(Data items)

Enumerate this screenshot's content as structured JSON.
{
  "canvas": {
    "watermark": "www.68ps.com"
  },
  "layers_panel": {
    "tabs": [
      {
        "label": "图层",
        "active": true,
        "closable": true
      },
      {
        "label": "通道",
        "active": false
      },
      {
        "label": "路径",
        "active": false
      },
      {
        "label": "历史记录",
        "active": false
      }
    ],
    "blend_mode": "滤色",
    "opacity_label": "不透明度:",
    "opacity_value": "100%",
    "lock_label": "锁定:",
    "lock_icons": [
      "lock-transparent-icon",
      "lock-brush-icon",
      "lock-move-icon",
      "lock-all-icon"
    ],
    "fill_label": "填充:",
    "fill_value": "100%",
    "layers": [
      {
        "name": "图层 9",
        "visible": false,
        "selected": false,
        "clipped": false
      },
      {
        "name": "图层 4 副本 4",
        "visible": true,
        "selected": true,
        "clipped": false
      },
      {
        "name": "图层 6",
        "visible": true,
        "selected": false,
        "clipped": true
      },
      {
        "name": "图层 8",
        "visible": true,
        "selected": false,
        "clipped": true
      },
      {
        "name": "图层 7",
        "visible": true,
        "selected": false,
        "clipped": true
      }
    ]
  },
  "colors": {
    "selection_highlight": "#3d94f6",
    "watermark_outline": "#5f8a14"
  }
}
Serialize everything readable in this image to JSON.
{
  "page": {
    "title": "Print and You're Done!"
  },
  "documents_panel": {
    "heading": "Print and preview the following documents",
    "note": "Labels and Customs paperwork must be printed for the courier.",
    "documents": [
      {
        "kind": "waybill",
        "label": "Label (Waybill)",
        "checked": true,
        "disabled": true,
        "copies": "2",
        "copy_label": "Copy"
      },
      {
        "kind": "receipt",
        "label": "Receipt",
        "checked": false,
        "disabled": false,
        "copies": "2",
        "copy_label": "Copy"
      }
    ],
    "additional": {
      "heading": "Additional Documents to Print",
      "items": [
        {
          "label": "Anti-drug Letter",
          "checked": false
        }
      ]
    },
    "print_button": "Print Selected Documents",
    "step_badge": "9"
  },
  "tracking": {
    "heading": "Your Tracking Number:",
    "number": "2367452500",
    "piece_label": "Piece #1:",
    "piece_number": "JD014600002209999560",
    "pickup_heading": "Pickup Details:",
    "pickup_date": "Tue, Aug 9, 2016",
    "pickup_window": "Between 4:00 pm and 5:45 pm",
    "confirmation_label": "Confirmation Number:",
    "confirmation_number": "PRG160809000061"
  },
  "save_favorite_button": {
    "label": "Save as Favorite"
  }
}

GOAL OF THE EXERCISE >> Repeat the whole listing exactly, keeping every line intact.

TASK SOLUTION >>
Enumerate this screenshot's content as structured JSON.
{
  "canvas": {
    "watermark": "www.68ps.com"
  },
  "layers_panel": {
    "tabs": [
      {
        "label": "图层",
        "active": true,
        "closable": true
      },
      {
        "label": "通道",
        "active": false
      },
      {
        "label": "路径",
        "active": false
      },
      {
        "label": "历史记录",
        "active": false
      }
    ],
    "blend_mode": "滤色",
    "opacity_label": "不透明度:",
    "opacity_value": "100%",
    "lock_label": "锁定:",
    "lock_icons": [
      "lock-transparent-icon",
      "lock-brush-icon",
      "lock-move-icon",
      "lock-all-icon"
    ],
    "fill_label": "填充:",
    "fill_value": "100%",
    "layers": [
      {
        "name": "图层 9",
        "visible": false,
        "selected": false,
        "clipped": false
      },
      {
        "name": "图层 4 副本 4",
        "visible": true,
        "selected": true,
        "clipped": false
      },
      {
        "name": "图层 6",
        "visible": true,
        "selected": false,
        "clipped": true
      },
      {
        "name": "图层 8",
        "visible": true,
        "selected": false,
        "clipped": true
      },
      {
        "name": "图层 7",
        "visible": true,
        "selected": false,
        "clipped": true
      }
    ]
  },
  "colors": {
    "selection_highlight": "#3d94f6",
    "watermark_outline": "#5f8a14"
  }
}
Serialize everything readable in this image to JSON.
{
  "page": {
    "title": "Print and You're Done!"
  },
  "documents_panel": {
    "heading": "Print and preview the following documents",
    "note": "Labels and Customs paperwork must be printed for the courier.",
    "documents": [
      {
        "kind": "waybill",
        "label": "Label (Waybill)",
        "checked": true,
        "disabled": true,
        "copies": "2",
        "copy_label": "Copy"
      },
      {
        "kind": "receipt",
        "label": "Receipt",
        "checked": false,
        "disabled": false,
        "copies": "2",
        "copy_label": "Copy"
      }
    ],
    "additional": {
      "heading": "Additional Documents to Print",
      "items": [
        {
          "label": "Anti-drug Letter",
          "checked": false
        }
      ]
    },
    "print_button": "Print Selected Documents",
    "step_badge": "9"
  },
  "tracking": {
    "heading": "Your Tracking Number:",
    "number": "2367452500",
    "piece_label": "Piece #1:",
    "piece_number": "JD014600002209999560",
    "pickup_heading": "Pickup Details:",
    "pickup_date": "Tue, Aug 9, 2016",
    "pickup_window": "Between 4:00 pm and 5:45 pm",
    "confirmation_label": "Confirmation Number:",
    "confirmation_number": "PRG160809000061"
  },
  "save_favorite_button": {
    "label": "Save as Favorite"
  }
}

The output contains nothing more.